== EXCERPTED PASSAGE ==
- Opening Delimiter -

While woke.com is certainly not the domain with the best monetization/development potential, it catches the eye due to the fantastically divisive nature of the word itself, which is coming to dominate culture-wars political bullshit in the English-speaking world.

While “woke” ideology is arguably simply a modern restatement of the Golden Rule, it can mean very different things to different people — at one extreme it means welcoming the reintroduction of racial segregation and getting people fired for wearing a hat, and at the other it means buying a closet full of AR-15s because drag queens are coming to cut off your son’s penis.

The algorithm at the parking page it currently points to thinks it relates to beds.

It’s going to be fascinating to see who, if anyone, buys it, and what they do with it. It’s listed with a starting bid north of $250,000.

qd.com and estates.com both have starting bids above $1.5 million, while oi.com starts at over $1 million.

The auction runs online at rotd.com and live at NamesCon for the next three weeks.

Typo .com on sale for $94 million

Kevin Murphy, March 1, 2023, Domain Sales

Somebody has listed what they call the “Saudi National Domain” for sale for a laughable $94 million, despite it apparently being a typo.

- Closing Delimiter -

== PROVIDED INFORMATION ==
- Opening Delimiter -

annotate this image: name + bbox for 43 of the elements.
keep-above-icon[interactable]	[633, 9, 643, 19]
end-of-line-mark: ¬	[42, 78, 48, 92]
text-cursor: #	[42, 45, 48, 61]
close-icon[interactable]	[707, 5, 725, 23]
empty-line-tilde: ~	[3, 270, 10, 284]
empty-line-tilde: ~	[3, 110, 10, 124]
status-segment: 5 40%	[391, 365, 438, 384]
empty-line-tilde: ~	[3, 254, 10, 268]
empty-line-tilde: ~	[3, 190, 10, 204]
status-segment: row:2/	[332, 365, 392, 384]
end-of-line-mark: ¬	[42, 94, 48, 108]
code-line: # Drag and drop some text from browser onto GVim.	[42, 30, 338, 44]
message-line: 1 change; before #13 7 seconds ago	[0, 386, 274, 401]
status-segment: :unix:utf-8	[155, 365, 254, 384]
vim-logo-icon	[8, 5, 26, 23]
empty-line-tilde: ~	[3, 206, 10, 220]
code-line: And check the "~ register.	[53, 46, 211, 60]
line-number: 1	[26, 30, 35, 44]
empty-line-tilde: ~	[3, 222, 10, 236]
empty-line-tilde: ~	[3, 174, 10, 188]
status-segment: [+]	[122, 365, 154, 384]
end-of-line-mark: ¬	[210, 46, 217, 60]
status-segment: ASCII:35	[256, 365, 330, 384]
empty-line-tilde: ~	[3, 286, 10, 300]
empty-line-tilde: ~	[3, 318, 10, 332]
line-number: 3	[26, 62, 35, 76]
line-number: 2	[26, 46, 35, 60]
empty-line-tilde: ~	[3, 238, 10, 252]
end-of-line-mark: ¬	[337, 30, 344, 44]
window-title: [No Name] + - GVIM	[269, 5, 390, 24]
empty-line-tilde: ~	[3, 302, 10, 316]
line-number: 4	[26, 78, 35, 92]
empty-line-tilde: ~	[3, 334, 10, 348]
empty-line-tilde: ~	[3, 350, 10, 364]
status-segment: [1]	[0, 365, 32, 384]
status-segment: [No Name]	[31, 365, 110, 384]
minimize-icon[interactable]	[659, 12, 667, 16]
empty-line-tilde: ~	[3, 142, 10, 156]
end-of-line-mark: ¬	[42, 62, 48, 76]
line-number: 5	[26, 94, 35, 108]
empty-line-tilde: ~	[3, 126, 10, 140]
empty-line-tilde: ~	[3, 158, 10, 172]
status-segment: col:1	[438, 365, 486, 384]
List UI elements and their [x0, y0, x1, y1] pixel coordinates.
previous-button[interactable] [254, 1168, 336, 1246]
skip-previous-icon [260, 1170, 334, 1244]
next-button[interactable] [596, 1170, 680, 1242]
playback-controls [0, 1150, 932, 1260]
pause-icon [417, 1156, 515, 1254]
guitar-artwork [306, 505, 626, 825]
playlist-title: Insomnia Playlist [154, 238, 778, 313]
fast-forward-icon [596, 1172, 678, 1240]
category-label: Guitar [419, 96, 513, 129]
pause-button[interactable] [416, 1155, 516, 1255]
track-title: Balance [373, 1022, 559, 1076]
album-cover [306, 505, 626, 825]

- Closing Delimiter -

== DIRECTIONS FOR THIS TASK ==
Reproduce the domain auction passage word for word, starting at "qd.com and estates.com" and ending at "being a typo.". The rows can be set aside; nothing here depends on them.

== OUTPUT OF THE TASK ==
qd.com and estates.com both have starting bids above $1.5 million, while oi.com starts at over $1 million.

The auction runs online at rotd.com and live at NamesCon for the next three weeks.

Typo .com on sale for $94 million

Kevin Murphy, March 1, 2023, Domain Sales

Somebody has listed what they call the “Saudi National Domain” for sale for a laughable $94 million, despite it apparently being a typo.